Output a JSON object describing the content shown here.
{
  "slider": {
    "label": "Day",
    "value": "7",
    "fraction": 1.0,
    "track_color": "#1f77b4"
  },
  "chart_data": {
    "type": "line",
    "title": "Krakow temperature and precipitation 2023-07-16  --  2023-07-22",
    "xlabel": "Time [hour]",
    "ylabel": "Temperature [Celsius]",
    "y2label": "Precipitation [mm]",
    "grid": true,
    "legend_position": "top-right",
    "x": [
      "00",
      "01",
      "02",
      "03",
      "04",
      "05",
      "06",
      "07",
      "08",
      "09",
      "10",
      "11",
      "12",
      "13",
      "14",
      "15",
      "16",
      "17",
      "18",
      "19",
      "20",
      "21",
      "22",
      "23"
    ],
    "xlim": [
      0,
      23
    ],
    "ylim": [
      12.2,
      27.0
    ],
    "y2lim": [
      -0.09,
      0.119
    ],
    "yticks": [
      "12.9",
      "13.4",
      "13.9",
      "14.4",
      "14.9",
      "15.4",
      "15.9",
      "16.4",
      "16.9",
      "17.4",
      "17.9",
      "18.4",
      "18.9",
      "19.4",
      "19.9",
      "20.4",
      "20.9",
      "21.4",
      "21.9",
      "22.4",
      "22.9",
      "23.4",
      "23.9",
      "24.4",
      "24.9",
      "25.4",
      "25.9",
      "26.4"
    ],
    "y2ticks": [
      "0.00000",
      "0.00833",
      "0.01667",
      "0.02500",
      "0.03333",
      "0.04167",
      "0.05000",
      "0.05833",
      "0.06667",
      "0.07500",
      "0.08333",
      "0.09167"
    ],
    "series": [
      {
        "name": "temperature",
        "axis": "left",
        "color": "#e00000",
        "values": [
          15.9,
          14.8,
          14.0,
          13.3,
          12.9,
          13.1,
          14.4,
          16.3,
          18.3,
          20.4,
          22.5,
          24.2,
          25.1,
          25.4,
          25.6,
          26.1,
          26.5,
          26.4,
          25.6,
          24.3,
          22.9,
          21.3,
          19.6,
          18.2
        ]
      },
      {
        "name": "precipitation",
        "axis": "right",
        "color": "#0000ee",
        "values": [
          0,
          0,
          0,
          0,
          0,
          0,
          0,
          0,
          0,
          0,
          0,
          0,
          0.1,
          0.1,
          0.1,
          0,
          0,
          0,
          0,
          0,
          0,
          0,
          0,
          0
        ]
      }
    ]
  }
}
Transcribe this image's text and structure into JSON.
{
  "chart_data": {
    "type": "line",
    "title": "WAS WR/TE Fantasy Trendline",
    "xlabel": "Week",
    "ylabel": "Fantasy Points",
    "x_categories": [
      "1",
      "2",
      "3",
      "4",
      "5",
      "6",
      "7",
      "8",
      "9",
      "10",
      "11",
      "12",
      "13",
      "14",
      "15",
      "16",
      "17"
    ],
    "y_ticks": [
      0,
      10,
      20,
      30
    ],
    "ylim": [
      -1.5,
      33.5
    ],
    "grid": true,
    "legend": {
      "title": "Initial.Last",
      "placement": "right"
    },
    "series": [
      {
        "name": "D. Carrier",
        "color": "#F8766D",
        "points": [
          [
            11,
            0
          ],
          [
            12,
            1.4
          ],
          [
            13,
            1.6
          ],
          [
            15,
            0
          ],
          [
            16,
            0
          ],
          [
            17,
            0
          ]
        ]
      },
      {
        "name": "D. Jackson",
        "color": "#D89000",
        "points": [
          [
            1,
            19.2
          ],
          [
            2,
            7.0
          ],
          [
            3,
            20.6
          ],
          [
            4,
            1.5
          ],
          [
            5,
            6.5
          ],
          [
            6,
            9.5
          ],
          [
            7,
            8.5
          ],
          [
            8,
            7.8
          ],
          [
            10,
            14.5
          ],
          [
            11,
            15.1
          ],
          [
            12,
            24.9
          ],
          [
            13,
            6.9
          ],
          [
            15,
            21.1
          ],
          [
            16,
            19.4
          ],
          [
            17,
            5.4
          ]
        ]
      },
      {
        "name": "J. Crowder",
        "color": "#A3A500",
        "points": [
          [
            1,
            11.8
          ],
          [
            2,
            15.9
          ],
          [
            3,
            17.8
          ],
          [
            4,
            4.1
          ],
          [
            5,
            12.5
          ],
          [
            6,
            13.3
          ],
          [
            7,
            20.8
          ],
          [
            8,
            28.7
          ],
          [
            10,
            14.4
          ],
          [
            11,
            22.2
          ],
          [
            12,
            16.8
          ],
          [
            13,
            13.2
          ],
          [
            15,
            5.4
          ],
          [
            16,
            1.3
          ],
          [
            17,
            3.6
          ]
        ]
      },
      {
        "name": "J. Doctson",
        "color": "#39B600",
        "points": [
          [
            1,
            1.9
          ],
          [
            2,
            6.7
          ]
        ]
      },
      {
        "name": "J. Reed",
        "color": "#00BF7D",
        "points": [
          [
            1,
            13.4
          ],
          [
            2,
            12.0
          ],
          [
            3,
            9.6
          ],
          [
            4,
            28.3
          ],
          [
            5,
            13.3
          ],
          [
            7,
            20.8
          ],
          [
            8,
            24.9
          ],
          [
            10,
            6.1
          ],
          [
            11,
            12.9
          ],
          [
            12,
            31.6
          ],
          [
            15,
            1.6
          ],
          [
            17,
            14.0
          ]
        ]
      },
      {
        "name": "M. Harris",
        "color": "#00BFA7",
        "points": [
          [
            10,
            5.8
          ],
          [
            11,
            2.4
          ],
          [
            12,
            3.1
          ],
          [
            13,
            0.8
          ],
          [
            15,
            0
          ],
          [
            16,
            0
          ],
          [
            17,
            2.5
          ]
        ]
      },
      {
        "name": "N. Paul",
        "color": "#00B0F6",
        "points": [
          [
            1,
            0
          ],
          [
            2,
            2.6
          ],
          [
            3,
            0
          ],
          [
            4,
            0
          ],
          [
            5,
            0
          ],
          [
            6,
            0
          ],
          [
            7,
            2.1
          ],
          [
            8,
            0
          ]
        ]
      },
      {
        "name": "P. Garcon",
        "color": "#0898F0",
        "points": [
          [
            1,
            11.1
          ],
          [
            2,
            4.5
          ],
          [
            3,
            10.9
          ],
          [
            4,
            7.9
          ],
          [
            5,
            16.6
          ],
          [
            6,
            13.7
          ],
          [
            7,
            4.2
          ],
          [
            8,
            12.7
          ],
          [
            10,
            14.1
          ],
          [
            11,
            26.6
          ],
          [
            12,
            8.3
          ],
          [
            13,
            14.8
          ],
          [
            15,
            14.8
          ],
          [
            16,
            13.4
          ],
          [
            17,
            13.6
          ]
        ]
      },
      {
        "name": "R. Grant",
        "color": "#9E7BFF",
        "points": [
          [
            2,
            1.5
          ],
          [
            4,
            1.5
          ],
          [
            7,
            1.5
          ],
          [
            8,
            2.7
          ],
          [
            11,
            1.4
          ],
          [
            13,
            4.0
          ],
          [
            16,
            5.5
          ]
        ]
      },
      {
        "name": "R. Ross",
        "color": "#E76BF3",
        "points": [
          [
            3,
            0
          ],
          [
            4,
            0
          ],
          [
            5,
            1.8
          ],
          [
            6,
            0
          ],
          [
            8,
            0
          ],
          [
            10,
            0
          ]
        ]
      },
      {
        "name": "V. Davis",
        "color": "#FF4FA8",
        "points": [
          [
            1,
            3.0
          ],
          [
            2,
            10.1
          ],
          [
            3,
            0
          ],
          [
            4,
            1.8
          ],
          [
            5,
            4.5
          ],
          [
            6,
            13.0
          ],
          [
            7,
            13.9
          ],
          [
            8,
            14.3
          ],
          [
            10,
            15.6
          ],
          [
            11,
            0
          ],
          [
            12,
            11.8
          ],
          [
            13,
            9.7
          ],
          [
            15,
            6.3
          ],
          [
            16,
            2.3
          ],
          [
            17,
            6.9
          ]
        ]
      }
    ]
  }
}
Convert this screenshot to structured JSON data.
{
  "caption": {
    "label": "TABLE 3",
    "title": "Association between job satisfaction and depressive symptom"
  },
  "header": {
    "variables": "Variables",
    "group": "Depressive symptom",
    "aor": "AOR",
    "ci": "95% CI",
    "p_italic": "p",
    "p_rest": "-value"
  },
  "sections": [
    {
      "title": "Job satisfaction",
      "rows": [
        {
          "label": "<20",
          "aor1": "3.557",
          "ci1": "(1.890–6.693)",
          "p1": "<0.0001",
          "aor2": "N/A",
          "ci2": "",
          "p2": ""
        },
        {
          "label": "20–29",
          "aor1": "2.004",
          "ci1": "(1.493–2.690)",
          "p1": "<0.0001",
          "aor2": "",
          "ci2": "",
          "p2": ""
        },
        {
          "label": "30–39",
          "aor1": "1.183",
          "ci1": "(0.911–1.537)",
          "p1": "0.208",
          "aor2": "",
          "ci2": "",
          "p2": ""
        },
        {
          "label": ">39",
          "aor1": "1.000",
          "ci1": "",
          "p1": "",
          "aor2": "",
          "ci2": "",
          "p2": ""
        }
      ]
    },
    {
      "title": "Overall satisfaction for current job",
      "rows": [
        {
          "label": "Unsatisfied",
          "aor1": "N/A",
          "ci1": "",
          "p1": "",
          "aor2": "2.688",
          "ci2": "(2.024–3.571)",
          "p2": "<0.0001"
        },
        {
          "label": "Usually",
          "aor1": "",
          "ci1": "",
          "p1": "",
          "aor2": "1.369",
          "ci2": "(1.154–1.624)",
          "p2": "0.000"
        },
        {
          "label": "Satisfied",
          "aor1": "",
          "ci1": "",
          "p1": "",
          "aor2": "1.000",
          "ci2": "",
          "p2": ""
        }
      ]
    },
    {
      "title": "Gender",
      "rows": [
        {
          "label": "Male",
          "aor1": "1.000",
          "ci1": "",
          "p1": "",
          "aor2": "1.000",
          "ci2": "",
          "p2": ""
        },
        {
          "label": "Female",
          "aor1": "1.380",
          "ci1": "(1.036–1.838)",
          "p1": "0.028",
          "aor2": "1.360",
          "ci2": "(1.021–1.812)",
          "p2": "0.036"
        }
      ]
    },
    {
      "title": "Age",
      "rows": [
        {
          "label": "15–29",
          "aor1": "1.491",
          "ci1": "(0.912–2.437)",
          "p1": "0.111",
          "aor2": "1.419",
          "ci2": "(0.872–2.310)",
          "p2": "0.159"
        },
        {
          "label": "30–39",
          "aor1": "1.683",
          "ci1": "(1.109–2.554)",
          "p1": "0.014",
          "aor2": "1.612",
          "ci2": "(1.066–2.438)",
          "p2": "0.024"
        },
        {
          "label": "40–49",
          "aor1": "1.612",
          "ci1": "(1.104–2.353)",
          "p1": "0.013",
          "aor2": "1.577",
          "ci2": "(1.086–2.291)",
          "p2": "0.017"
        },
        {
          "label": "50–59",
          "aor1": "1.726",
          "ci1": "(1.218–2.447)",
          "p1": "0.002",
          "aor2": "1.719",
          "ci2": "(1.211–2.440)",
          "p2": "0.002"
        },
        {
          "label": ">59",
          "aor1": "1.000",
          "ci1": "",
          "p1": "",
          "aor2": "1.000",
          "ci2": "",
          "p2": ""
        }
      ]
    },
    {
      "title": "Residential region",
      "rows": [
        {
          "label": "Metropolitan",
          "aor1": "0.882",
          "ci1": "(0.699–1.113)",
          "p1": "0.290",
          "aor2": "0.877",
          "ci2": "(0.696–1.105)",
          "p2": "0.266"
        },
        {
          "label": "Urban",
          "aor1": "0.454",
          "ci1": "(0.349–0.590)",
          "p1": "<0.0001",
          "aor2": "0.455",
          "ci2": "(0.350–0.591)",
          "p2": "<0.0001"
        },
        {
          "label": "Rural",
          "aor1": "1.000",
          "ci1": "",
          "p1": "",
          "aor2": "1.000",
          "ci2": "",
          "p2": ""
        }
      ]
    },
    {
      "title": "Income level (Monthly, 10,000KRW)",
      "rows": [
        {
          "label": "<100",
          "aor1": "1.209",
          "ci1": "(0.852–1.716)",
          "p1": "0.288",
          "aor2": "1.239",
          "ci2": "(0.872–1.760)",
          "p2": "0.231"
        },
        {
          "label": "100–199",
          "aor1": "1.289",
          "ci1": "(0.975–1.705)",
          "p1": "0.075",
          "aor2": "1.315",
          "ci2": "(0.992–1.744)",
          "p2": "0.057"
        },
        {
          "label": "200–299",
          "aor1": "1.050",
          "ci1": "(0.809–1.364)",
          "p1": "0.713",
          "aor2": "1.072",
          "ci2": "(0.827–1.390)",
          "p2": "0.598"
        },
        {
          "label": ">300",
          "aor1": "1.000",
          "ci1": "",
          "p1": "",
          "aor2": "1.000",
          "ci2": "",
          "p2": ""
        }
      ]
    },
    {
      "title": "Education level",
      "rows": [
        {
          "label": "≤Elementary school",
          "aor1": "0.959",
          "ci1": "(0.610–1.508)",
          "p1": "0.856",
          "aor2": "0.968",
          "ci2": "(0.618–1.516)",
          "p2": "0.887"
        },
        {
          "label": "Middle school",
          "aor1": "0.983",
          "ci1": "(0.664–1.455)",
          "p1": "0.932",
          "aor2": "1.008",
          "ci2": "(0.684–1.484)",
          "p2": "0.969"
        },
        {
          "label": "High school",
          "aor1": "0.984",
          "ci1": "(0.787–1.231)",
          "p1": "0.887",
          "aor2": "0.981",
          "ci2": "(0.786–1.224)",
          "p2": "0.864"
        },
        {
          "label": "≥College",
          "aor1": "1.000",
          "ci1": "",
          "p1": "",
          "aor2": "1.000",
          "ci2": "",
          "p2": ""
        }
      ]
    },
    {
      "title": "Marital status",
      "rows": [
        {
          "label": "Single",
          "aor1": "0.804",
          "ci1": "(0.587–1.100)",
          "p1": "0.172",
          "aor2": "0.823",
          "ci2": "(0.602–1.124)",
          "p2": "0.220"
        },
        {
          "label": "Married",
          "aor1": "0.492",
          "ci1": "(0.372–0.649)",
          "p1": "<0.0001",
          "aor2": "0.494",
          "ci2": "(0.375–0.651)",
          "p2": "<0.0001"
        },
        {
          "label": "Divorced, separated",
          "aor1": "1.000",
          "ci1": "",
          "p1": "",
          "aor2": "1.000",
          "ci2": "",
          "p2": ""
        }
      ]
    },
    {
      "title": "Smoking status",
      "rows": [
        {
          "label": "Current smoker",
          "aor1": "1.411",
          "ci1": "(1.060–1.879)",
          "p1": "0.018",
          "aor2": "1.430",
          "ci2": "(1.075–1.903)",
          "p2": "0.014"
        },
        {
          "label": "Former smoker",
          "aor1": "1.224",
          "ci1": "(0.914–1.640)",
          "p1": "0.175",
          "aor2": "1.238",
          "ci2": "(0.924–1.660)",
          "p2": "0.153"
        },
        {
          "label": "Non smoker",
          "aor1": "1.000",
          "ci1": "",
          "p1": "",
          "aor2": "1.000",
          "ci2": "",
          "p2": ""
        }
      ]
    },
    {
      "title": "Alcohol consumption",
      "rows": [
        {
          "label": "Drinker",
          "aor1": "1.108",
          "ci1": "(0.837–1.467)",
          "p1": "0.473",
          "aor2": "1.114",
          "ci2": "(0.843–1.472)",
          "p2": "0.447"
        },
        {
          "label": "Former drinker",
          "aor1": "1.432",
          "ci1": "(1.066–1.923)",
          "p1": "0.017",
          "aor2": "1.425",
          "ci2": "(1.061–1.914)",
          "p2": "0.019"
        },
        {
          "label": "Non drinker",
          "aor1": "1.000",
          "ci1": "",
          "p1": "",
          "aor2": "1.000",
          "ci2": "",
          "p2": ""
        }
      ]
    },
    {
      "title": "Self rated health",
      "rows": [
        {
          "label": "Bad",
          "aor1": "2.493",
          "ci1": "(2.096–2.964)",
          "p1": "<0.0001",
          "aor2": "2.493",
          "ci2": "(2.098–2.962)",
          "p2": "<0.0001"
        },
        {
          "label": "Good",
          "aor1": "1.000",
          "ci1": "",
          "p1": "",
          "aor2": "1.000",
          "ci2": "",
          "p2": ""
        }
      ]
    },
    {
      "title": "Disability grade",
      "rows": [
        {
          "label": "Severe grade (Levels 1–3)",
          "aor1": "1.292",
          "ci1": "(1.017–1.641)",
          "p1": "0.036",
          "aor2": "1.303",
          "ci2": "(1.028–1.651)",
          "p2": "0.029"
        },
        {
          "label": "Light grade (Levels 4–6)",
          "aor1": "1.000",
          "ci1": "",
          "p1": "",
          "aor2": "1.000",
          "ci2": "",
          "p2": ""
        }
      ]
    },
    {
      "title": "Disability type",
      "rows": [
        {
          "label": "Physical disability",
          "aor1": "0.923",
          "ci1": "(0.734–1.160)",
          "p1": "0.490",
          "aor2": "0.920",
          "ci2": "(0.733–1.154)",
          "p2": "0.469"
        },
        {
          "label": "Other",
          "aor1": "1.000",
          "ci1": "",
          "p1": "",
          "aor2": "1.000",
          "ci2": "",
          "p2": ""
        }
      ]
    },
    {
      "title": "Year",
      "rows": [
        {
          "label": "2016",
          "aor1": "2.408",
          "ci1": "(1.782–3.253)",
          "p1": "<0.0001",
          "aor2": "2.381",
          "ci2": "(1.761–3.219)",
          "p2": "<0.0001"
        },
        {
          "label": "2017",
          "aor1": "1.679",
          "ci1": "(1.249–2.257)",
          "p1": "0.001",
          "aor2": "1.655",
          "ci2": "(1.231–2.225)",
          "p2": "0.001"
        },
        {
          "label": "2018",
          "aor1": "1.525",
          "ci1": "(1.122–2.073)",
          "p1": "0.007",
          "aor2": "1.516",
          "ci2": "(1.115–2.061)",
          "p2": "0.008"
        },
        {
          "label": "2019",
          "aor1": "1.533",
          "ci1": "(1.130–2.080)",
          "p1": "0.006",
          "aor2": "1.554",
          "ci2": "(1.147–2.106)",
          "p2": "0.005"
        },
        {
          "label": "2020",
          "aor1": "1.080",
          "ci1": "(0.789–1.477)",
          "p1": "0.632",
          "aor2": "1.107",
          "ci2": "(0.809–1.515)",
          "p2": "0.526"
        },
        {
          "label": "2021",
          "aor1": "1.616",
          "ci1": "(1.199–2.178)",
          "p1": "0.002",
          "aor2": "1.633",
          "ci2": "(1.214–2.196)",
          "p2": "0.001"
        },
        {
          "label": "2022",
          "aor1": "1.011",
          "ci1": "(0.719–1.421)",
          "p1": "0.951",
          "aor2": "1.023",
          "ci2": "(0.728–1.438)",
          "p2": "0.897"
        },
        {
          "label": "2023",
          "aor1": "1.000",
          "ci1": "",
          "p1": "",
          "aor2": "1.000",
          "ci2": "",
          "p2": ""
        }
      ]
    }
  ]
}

__The problem__: Find each line holding "ylabel". Copy it out.

__Exercise result__:
    "ylabel": "Temperature [Celsius]",
    "ylabel": "Fantasy Points",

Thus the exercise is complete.